Can you give all the records again without altering a single character?

- _Dataset records_
§

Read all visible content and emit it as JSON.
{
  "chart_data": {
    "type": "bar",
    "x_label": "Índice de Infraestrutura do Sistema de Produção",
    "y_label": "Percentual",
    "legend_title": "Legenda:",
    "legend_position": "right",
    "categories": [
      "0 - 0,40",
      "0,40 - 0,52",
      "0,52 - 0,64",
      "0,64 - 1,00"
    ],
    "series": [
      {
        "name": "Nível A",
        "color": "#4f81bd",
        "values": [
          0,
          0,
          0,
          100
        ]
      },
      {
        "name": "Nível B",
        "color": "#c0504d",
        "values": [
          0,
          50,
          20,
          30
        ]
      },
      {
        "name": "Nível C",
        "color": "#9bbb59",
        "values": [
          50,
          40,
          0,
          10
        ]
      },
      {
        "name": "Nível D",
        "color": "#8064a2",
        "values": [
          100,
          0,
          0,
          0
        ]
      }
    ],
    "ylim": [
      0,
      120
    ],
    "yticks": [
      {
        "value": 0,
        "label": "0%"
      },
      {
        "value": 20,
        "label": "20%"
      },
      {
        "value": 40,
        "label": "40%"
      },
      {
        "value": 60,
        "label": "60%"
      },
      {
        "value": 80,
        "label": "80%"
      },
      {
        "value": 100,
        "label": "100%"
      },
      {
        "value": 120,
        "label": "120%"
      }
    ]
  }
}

§

- _Correct answer_
Read all visible content and emit it as JSON.
{
  "chart_data": {
    "type": "bar",
    "x_label": "Índice de Infraestrutura do Sistema de Produção",
    "y_label": "Percentual",
    "legend_title": "Legenda:",
    "legend_position": "right",
    "categories": [
      "0 - 0,40",
      "0,40 - 0,52",
      "0,52 - 0,64",
      "0,64 - 1,00"
    ],
    "series": [
      {
        "name": "Nível A",
        "color": "#4f81bd",
        "values": [
          0,
          0,
          0,
          100
        ]
      },
      {
        "name": "Nível B",
        "color": "#c0504d",
        "values": [
          0,
          50,
          20,
          30
        ]
      },
      {
        "name": "Nível C",
        "color": "#9bbb59",
        "values": [
          50,
          40,
          0,
          10
        ]
      },
      {
        "name": "Nível D",
        "color": "#8064a2",
        "values": [
          100,
          0,
          0,
          0
        ]
      }
    ],
    "ylim": [
      0,
      120
    ],
    "yticks": [
      {
        "value": 0,
        "label": "0%"
      },
      {
        "value": 20,
        "label": "20%"
      },
      {
        "value": 40,
        "label": "40%"
      },
      {
        "value": 60,
        "label": "60%"
      },
      {
        "value": 80,
        "label": "80%"
      },
      {
        "value": 100,
        "label": "100%"
      },
      {
        "value": 120,
        "label": "120%"
      }
    ]
  }
}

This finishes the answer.